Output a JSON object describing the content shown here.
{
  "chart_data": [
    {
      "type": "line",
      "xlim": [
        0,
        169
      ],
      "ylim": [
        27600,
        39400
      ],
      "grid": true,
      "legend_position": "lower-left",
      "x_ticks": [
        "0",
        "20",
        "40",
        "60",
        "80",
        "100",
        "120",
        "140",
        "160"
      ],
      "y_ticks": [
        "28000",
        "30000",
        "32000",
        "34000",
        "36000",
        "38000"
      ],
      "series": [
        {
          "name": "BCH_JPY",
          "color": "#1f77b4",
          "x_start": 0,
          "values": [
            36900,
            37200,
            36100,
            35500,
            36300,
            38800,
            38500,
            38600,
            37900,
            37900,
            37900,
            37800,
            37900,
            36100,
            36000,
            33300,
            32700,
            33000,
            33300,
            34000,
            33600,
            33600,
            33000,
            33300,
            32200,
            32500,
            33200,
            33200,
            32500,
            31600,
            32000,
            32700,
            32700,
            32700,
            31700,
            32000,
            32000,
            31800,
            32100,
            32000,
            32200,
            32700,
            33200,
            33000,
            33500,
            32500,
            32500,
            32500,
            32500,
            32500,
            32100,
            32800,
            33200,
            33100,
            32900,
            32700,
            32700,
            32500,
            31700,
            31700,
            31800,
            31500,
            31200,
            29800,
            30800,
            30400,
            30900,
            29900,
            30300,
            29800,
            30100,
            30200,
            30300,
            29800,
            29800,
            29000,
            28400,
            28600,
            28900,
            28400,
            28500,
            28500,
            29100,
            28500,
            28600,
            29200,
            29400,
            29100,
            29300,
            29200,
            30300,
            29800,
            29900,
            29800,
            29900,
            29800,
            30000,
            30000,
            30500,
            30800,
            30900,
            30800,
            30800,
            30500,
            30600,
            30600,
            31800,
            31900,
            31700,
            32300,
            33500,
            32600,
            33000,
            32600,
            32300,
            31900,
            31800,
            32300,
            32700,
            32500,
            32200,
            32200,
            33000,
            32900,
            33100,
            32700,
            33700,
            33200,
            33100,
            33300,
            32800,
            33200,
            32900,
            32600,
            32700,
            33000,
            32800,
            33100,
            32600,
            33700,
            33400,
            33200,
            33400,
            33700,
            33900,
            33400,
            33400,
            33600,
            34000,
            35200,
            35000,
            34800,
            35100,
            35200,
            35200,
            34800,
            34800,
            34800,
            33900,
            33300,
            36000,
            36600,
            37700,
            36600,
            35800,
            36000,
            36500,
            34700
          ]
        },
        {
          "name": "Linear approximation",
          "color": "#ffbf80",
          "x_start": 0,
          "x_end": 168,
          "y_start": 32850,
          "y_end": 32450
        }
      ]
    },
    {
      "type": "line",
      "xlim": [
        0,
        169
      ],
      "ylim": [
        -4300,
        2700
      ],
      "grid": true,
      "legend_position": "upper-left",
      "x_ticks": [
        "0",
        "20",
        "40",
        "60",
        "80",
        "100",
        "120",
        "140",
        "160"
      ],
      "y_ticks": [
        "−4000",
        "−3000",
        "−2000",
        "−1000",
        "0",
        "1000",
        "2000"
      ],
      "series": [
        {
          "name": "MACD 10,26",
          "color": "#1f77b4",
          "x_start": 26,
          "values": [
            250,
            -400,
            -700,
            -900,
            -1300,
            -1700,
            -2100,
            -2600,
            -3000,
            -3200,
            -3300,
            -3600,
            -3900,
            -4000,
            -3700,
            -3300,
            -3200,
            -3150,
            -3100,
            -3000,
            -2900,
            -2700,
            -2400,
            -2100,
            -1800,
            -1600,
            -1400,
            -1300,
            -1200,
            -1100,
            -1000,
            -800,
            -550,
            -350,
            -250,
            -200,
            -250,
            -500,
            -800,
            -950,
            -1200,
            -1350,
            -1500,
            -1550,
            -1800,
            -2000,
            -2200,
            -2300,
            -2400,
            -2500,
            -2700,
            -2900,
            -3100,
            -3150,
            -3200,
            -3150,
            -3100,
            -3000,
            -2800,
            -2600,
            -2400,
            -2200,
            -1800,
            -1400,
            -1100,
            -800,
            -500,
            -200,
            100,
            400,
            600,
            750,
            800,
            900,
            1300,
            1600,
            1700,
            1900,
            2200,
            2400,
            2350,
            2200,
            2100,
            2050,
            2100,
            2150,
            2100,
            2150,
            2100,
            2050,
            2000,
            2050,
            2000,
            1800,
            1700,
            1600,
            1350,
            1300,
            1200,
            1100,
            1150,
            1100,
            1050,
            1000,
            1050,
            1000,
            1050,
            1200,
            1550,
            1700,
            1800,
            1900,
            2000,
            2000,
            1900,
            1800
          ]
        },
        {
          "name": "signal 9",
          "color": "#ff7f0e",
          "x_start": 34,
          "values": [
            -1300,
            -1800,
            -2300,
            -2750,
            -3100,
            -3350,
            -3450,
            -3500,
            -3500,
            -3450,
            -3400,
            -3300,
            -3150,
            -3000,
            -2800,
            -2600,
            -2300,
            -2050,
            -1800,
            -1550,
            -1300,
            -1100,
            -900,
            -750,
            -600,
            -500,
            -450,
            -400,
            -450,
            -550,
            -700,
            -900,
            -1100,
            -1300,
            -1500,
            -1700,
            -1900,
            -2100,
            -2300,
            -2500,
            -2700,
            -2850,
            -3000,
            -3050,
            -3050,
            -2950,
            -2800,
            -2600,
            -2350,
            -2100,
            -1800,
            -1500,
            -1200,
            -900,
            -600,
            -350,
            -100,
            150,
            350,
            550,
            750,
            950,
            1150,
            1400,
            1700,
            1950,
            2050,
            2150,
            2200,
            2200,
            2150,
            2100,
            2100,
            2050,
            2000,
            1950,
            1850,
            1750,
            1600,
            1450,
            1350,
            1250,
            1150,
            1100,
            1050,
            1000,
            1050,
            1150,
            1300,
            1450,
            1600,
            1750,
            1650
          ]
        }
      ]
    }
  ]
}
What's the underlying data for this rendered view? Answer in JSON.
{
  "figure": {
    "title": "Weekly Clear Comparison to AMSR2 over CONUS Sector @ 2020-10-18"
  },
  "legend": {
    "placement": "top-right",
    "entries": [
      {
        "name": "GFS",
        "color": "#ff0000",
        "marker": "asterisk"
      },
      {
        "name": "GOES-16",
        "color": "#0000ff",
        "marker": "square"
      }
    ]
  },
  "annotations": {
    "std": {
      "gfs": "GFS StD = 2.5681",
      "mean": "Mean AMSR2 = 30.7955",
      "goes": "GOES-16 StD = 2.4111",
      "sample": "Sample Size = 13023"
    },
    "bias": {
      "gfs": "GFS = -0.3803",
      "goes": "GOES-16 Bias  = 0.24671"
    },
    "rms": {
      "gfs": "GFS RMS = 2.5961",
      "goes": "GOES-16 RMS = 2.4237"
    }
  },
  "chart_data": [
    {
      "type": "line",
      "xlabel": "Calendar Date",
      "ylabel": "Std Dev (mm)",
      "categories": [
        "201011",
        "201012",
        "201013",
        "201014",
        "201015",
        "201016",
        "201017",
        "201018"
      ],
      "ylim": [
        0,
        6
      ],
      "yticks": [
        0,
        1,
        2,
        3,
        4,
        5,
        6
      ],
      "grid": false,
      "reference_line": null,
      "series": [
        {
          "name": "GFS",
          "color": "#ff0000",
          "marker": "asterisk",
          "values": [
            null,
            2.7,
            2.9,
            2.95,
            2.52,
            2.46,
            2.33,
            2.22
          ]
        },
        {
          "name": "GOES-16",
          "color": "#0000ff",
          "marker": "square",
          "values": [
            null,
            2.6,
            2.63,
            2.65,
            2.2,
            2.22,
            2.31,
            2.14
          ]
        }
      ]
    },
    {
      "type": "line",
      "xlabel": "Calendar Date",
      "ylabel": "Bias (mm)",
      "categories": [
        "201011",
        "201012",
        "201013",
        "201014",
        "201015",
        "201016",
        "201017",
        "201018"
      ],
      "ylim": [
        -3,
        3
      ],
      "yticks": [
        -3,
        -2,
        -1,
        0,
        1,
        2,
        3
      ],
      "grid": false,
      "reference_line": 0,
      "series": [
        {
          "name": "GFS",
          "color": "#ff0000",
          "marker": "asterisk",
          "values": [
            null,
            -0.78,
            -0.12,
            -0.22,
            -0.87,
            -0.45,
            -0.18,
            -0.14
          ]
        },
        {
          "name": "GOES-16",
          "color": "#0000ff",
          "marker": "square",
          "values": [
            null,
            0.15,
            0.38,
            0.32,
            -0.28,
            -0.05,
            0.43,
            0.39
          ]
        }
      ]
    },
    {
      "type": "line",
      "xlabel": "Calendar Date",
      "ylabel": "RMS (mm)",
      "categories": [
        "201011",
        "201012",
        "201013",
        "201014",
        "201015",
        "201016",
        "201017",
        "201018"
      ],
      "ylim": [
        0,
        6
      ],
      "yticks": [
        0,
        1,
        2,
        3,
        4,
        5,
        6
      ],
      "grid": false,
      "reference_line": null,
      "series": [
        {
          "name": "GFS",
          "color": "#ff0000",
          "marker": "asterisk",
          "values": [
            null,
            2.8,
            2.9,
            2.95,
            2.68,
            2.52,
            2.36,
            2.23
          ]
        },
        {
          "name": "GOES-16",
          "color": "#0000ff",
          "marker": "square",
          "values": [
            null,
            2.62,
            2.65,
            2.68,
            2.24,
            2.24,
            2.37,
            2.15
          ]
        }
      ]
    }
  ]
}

TASK BRIEF =>
Find the lines holding "GOES" and list every one.

EXERCISE ANSWER =>
        "name": "GOES-16",
      "goes": "GOES-16 StD = 2.4111",
      "goes": "GOES-16 Bias  = 0.24671"
      "goes": "GOES-16 RMS = 2.4237"
          "name": "GOES-16",
          "name": "GOES-16",
          "name": "GOES-16",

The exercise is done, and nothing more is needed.